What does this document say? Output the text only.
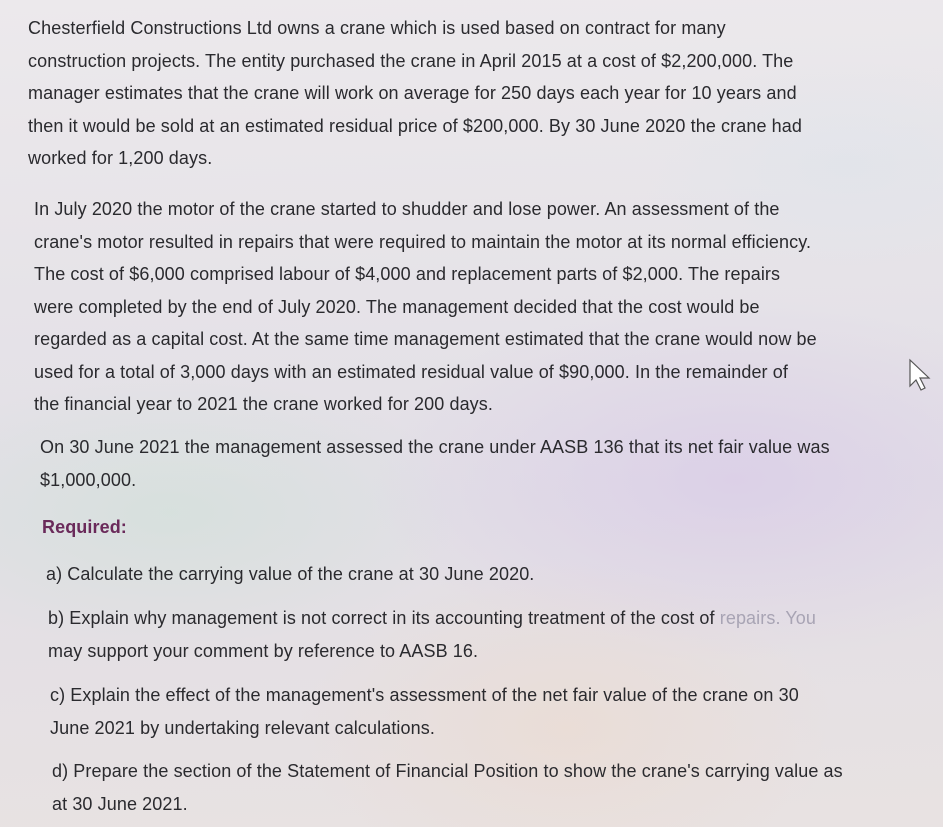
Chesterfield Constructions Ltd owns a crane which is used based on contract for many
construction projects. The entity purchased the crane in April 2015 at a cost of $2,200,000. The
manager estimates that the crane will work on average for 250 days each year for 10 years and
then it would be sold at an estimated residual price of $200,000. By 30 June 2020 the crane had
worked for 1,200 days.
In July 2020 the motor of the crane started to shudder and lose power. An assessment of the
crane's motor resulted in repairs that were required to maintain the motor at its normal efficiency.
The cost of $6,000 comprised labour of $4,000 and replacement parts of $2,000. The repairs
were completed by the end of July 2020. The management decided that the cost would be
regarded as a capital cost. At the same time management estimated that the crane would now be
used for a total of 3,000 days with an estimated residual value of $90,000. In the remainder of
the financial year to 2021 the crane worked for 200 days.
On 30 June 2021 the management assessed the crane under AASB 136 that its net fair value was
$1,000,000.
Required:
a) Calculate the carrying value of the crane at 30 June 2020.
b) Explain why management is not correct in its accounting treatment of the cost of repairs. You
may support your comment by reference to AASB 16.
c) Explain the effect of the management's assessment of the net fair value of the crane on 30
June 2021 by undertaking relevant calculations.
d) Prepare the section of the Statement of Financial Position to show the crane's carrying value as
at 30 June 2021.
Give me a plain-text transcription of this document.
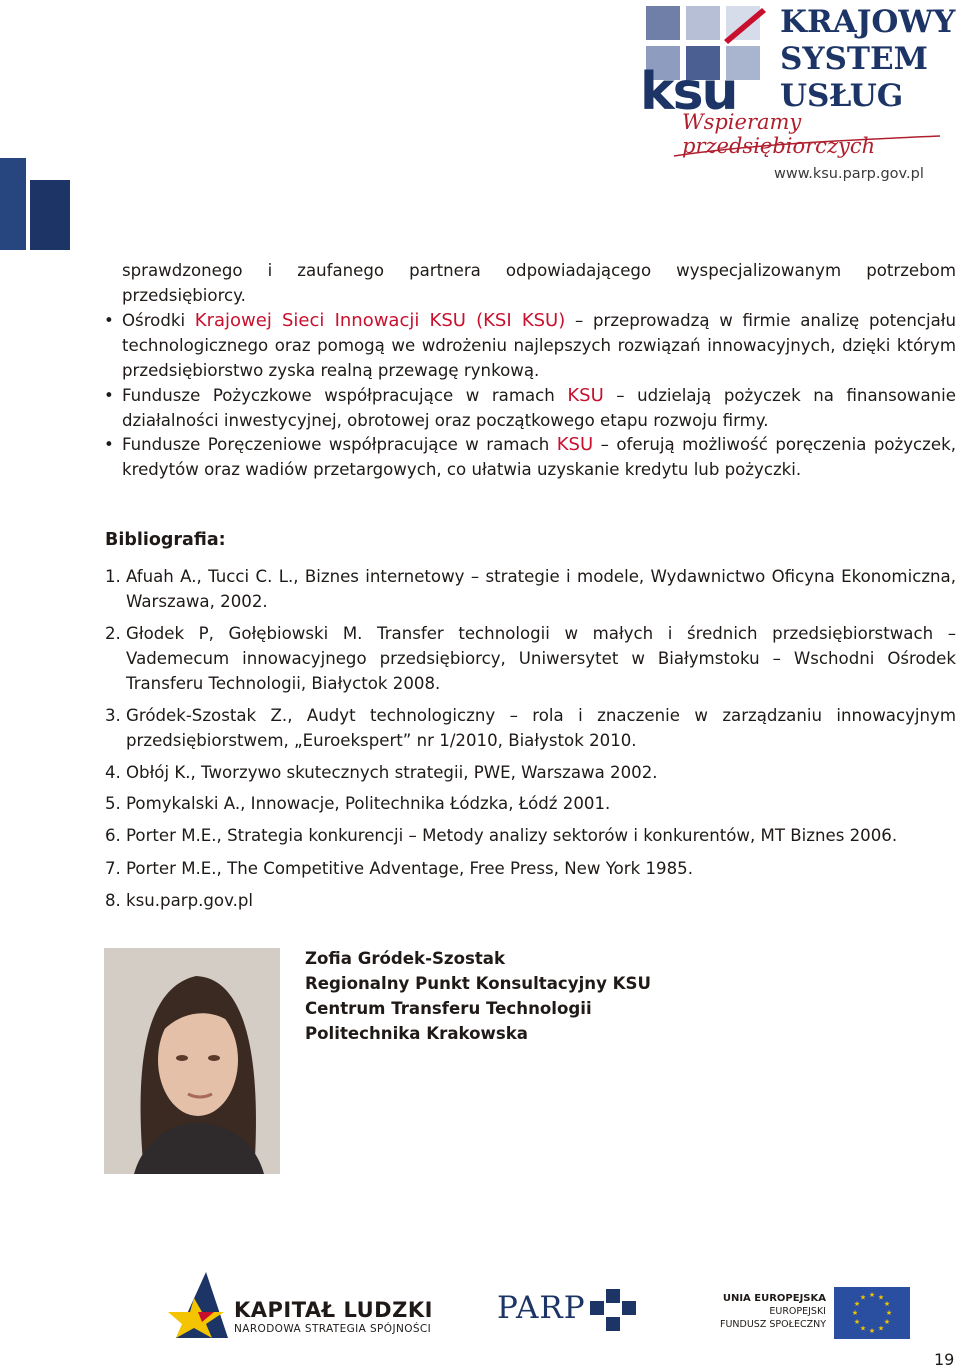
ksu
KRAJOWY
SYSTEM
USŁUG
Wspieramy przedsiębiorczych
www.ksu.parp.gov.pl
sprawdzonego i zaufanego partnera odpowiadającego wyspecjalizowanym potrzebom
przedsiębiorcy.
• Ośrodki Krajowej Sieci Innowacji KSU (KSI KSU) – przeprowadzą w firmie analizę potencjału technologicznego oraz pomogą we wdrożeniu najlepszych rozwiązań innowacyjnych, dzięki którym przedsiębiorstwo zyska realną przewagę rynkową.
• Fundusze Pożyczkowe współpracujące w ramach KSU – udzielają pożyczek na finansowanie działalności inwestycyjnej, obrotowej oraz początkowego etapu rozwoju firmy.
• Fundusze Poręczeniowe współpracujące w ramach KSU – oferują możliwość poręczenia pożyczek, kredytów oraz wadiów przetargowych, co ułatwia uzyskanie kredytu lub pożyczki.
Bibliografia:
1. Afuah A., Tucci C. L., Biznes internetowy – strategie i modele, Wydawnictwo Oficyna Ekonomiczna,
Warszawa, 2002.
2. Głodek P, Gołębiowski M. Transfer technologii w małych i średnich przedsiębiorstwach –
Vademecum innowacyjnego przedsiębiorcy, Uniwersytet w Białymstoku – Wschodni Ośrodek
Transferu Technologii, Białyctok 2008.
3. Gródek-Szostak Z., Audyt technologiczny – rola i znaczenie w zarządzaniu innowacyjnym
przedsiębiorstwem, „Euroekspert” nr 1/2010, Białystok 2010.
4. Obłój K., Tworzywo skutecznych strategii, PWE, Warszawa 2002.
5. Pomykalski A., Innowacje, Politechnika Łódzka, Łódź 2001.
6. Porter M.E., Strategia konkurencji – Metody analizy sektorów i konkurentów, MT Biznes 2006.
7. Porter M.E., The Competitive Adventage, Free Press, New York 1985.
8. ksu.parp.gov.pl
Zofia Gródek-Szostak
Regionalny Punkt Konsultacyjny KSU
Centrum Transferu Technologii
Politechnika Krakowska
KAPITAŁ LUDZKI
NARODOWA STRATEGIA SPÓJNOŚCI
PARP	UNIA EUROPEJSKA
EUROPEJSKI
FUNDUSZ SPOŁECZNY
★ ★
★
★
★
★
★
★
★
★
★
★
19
____
● Given task
Check each line above for the string "pożyczek", then copy the ones that have it.

● Correct answer
• Fundusze Pożyczkowe współpracujące w ramach KSU – udzielają pożyczek na finansowanie działalności inwestycyjnej, obrotowej oraz początkowego etapu rozwoju firmy.
• Fundusze Poręczeniowe współpracujące w ramach KSU – oferują możliwość poręczenia pożyczek, kredytów oraz wadiów przetargowych, co ułatwia uzyskanie kredytu lub pożyczki.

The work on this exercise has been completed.